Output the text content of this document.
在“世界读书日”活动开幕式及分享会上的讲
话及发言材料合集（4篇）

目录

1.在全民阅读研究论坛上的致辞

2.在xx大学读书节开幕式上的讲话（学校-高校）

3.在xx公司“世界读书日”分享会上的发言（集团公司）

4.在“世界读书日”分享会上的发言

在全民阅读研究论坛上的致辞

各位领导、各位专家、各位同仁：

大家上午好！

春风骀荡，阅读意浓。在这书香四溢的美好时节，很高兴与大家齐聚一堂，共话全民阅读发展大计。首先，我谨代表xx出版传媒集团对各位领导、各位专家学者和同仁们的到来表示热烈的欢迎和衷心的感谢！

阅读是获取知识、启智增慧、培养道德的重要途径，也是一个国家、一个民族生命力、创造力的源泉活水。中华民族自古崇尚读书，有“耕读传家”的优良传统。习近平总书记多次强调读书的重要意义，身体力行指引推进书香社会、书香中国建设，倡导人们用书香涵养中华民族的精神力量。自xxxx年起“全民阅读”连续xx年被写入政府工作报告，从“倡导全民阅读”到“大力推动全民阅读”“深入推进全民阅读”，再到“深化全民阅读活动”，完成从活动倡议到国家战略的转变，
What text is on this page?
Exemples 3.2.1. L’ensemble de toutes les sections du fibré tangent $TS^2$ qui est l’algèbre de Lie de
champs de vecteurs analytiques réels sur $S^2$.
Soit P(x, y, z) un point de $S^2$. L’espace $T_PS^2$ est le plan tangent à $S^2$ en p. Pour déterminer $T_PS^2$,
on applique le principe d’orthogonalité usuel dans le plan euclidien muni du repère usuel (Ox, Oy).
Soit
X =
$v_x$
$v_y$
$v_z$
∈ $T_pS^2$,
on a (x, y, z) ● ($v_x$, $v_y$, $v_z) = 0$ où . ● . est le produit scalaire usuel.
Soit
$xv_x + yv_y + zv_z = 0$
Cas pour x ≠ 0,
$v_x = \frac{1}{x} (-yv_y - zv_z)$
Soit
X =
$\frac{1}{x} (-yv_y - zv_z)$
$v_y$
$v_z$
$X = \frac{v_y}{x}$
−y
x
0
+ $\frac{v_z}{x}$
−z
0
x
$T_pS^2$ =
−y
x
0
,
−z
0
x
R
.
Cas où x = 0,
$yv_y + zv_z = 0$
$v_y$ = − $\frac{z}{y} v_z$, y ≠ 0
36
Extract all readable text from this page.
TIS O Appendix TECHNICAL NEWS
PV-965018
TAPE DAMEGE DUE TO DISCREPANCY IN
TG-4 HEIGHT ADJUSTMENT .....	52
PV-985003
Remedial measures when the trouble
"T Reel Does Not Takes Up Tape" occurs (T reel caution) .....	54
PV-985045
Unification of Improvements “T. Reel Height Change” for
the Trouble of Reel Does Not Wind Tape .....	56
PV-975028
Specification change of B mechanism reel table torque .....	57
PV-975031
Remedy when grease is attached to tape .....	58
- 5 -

◆ ◆ ◆ ◆ ◆ ◆ ◆

__GIVEN PROBLEM__
State the number of lines that contain the string "frac", with no other words.

__RESULT__
5